:: Challenge ::
How many lines in the records below contain the word "periods"? Answer with the number alone.

:: Recorded data ::
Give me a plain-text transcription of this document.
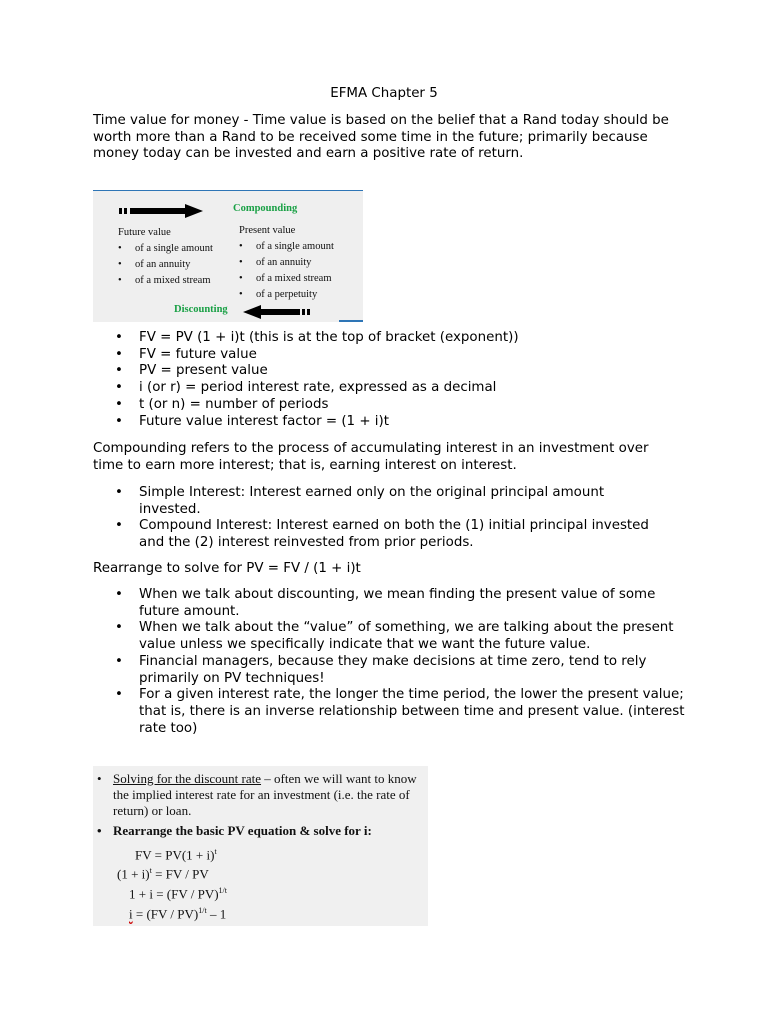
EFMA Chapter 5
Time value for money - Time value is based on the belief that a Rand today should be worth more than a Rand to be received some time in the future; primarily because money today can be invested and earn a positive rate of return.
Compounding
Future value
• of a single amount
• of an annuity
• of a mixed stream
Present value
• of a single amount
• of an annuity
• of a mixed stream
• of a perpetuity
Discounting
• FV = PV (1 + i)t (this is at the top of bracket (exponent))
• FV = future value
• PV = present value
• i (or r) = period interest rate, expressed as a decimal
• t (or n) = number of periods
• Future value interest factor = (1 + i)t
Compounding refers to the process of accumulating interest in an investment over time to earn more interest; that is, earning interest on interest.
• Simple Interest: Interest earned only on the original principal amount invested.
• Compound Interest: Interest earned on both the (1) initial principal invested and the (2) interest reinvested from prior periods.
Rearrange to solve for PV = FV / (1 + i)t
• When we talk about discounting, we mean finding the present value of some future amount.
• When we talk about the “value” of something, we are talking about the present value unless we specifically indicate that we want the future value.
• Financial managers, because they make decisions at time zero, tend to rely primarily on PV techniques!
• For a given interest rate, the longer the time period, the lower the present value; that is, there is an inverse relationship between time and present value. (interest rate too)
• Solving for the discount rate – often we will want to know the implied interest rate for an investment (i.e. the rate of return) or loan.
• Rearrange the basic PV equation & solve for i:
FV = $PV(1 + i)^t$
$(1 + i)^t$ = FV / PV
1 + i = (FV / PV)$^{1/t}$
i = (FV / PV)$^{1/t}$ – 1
---
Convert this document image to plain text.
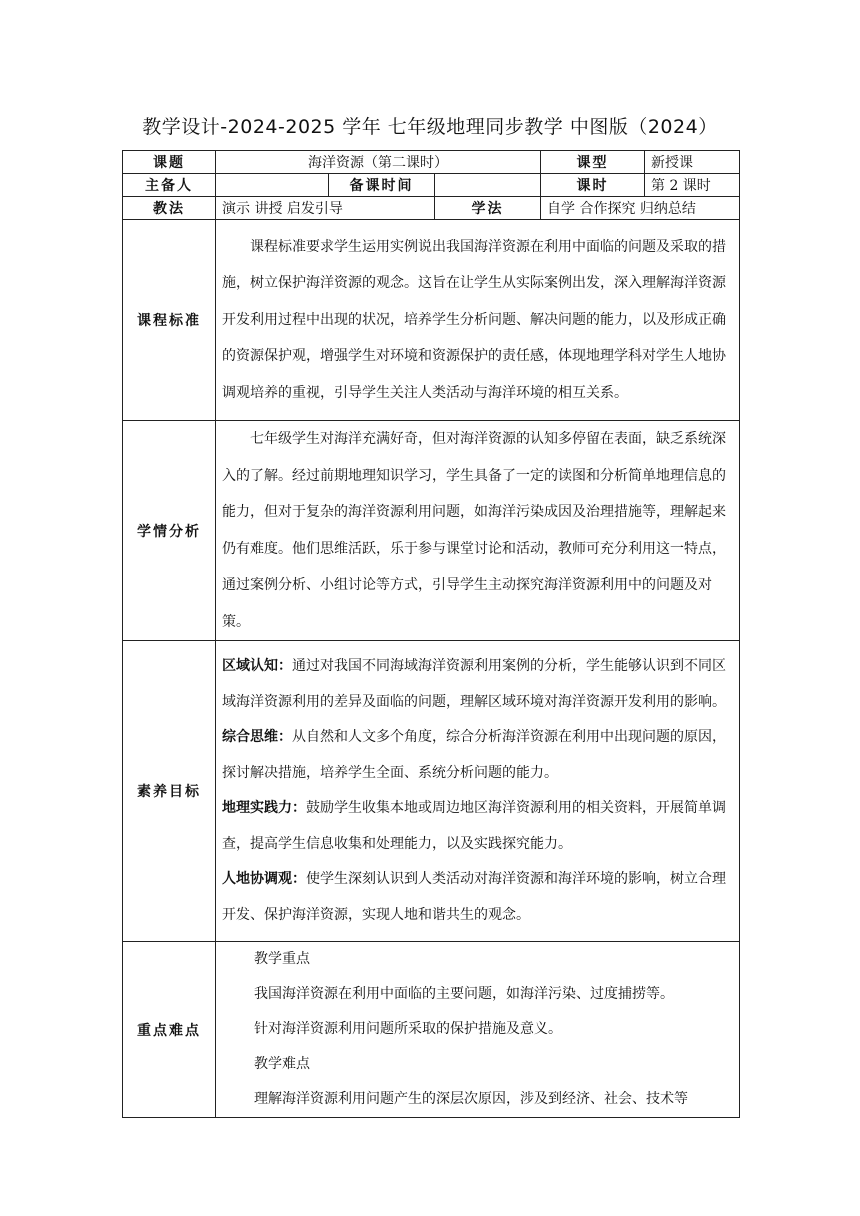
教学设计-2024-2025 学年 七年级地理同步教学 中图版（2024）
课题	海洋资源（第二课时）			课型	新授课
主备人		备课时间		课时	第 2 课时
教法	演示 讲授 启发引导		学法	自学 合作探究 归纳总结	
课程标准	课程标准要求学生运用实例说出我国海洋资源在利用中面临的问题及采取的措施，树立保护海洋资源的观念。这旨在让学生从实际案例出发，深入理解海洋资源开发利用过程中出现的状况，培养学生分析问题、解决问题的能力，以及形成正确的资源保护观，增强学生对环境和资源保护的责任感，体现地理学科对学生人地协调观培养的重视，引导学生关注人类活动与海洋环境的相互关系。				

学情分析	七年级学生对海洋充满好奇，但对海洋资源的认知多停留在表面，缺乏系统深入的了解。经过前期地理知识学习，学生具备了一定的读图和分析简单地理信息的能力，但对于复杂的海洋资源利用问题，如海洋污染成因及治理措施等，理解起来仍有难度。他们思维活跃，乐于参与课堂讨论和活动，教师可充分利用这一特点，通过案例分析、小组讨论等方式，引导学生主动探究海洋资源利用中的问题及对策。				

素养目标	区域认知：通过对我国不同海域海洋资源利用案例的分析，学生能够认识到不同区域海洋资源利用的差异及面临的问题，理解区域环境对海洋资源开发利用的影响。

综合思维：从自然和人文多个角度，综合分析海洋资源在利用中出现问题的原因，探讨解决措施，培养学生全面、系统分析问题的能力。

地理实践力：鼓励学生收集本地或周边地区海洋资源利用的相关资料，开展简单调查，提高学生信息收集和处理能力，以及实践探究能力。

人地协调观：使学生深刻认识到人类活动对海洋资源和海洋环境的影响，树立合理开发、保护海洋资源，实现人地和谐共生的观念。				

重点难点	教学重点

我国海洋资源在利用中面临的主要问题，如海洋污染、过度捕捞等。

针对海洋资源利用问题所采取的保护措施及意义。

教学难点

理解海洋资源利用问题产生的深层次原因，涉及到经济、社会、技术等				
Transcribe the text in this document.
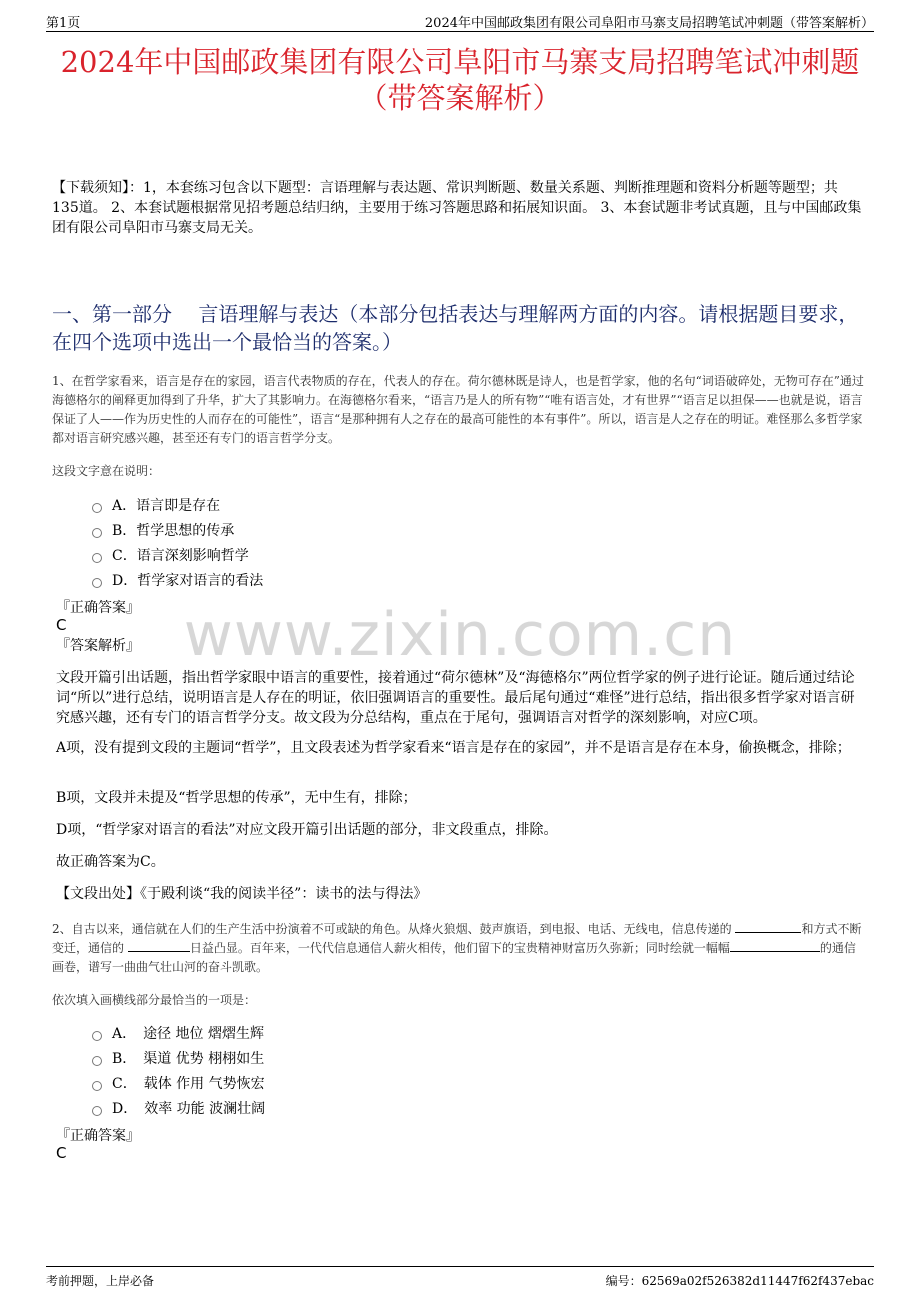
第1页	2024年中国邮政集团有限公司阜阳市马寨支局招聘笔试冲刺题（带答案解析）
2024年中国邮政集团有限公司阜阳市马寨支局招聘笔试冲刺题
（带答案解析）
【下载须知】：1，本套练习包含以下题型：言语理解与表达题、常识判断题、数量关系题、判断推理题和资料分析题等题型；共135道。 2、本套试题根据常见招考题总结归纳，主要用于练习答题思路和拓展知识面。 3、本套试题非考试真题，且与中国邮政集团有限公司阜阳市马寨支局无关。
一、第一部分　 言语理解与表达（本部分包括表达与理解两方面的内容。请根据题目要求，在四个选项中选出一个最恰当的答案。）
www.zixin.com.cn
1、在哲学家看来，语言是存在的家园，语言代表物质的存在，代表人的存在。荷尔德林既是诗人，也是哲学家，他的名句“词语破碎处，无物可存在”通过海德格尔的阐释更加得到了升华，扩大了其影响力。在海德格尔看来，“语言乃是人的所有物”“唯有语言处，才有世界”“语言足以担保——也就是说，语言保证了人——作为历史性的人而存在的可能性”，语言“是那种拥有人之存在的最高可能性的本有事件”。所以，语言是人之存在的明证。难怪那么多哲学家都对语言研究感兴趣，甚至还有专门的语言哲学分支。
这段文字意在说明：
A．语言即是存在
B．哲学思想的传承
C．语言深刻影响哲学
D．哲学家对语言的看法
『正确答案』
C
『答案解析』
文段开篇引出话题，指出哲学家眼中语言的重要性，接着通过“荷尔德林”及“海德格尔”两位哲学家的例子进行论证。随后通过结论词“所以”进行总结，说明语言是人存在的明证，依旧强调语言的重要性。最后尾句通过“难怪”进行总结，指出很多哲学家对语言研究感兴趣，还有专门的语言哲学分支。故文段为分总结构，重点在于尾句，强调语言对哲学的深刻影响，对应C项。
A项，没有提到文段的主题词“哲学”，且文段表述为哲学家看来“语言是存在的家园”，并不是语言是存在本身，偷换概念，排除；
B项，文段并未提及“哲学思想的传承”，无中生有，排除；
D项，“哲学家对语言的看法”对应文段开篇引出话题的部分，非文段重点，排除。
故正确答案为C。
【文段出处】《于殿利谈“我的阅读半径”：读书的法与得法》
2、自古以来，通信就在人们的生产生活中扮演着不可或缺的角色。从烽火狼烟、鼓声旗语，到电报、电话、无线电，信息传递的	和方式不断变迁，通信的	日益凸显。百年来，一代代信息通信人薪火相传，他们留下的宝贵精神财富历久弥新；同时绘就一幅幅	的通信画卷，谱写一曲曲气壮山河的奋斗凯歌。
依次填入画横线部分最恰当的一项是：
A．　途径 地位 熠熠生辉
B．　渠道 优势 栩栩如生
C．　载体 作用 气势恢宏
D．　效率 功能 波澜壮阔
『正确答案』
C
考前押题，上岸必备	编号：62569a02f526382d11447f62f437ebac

:: In response ::
2